▶ [Written exercise]
Copy out every line that contains the word "milliers".

▶ [Data for the task]
- - - - -
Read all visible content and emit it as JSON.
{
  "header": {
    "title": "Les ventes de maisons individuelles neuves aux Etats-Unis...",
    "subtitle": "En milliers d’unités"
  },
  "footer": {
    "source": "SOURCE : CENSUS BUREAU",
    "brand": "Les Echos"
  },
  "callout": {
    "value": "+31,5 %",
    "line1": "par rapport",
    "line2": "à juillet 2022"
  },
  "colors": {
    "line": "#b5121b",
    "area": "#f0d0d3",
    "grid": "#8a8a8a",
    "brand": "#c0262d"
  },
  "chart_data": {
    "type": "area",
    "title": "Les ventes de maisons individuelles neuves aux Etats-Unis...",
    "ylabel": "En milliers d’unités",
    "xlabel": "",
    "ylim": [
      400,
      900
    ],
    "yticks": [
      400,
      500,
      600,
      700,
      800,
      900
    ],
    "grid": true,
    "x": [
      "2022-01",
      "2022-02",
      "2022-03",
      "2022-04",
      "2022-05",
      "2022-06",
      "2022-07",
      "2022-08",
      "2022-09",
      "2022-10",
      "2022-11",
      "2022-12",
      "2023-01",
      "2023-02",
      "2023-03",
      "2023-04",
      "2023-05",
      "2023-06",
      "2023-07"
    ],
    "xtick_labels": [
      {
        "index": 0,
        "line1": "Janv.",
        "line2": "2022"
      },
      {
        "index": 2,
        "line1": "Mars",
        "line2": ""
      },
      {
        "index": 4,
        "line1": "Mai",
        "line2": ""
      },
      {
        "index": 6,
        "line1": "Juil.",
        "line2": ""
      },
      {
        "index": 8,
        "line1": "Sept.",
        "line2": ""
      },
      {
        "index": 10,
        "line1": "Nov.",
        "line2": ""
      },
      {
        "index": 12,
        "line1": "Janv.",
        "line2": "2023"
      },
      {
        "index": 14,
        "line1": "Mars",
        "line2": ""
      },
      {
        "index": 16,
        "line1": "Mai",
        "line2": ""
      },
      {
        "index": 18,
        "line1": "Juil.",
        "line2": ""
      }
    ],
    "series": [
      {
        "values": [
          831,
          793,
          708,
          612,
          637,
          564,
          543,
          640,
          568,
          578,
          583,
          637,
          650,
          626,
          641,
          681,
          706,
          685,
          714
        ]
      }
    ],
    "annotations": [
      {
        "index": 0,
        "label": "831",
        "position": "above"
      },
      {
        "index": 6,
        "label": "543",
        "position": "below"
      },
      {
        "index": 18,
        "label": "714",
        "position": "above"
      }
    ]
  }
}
- - - - -
▶ [The result]
    "subtitle": "En milliers d’unités"
    "ylabel": "En milliers d’unités",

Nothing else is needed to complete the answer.